> **Extracted data entries**
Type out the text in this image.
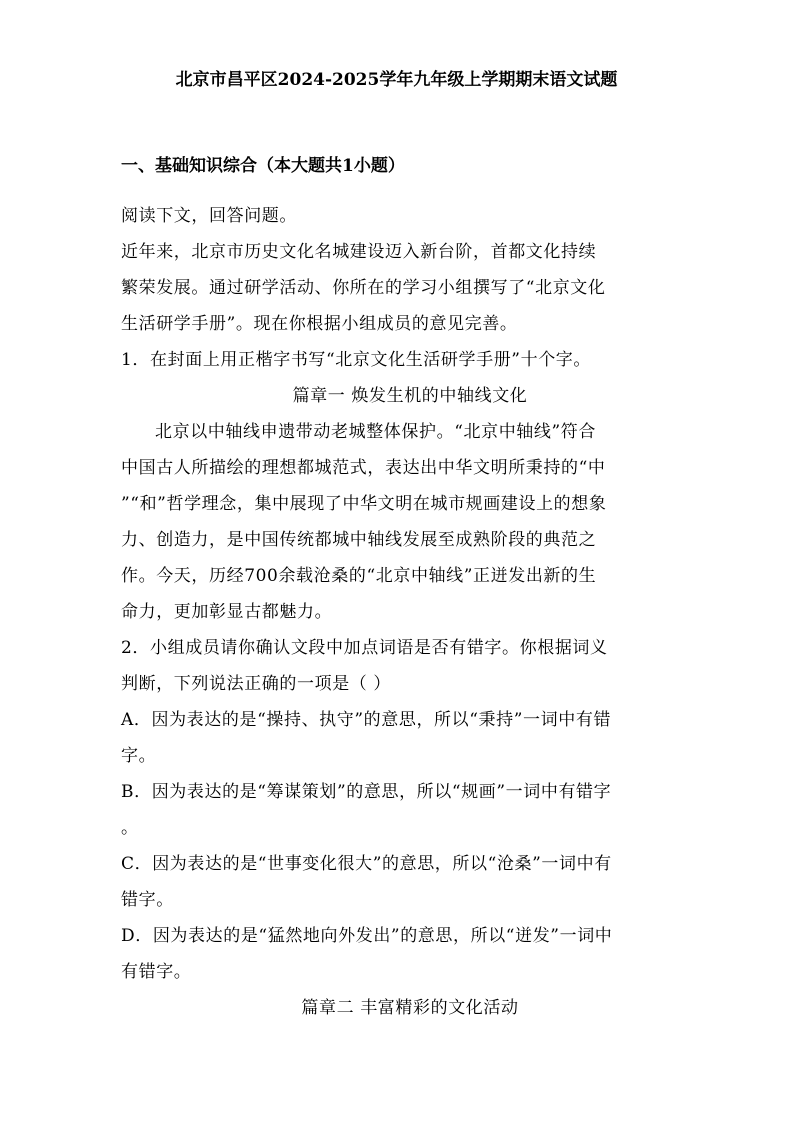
北京市昌平区2024-2025学年九年级上学期期末语文试题
一、基础知识综合（本大题共1小题）
阅读下文，回答问题。
近年来，北京市历史文化名城建设迈入新台阶，首都文化持续
繁荣发展。通过研学活动、你所在的学习小组撰写了“北京文化
生活研学手册”。现在你根据小组成员的意见完善。
1．在封面上用正楷字书写“北京文化生活研学手册”十个字。
篇章一 焕发生机的中轴线文化
北京以中轴线申遗带动老城整体保护。“北京中轴线”符合
中国古人所描绘的理想都城范式，表达出中华文明所秉持的“中
”“和”哲学理念，集中展现了中华文明在城市规画建设上的想象
力、创造力，是中国传统都城中轴线发展至成熟阶段的典范之
作。今天，历经700余载沧桑的“北京中轴线”正迸发出新的生
命力，更加彰显古都魅力。
2．小组成员请你确认文段中加点词语是否有错字。你根据词义
判断，下列说法正确的一项是（ ）
A．因为表达的是“操持、执守”的意思，所以“秉持”一词中有错
字。
B．因为表达的是“筹谋策划”的意思，所以“规画”一词中有错字
。
C．因为表达的是“世事变化很大”的意思，所以“沧桑”一词中有
错字。
D．因为表达的是“猛然地向外发出”的意思，所以“迸发”一词中
有错字。
篇章二 丰富精彩的文化活动
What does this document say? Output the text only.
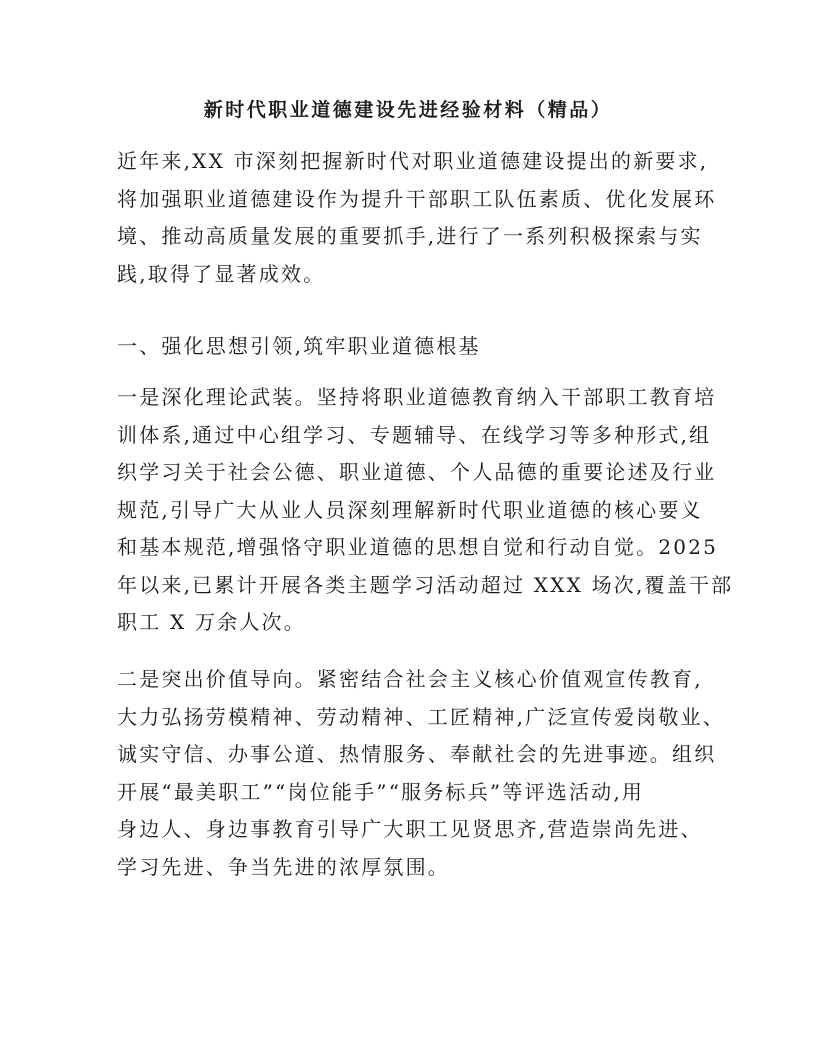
新时代职业道德建设先进经验材料（精品）

近年来,XX 市深刻把握新时代对职业道德建设提出的新要求,
将加强职业道德建设作为提升干部职工队伍素质、优化发展环
境、推动高质量发展的重要抓手,进行了一系列积极探索与实
践,取得了显著成效。

一、强化思想引领,筑牢职业道德根基

一是深化理论武装。坚持将职业道德教育纳入干部职工教育培
训体系,通过中心组学习、专题辅导、在线学习等多种形式,组
织学习关于社会公德、职业道德、个人品德的重要论述及行业
规范,引导广大从业人员深刻理解新时代职业道德的核心要义
和基本规范,增强恪守职业道德的思想自觉和行动自觉。2025
年以来,已累计开展各类主题学习活动超过 XXX 场次,覆盖干部
职工 X 万余人次。

二是突出价值导向。紧密结合社会主义核心价值观宣传教育,
大力弘扬劳模精神、劳动精神、工匠精神,广泛宣传爱岗敬业、
诚实守信、办事公道、热情服务、奉献社会的先进事迹。组织
开展“最美职工”“岗位能手”“服务标兵”等评选活动,用
身边人、身边事教育引导广大职工见贤思齐,营造崇尚先进、
学习先进、争当先进的浓厚氛围。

> **Exercise requirements**
Show every line from the listing above in which the string "text" appears.

> **In response**
Type out the text in this image.
What does this document say? Output the text only.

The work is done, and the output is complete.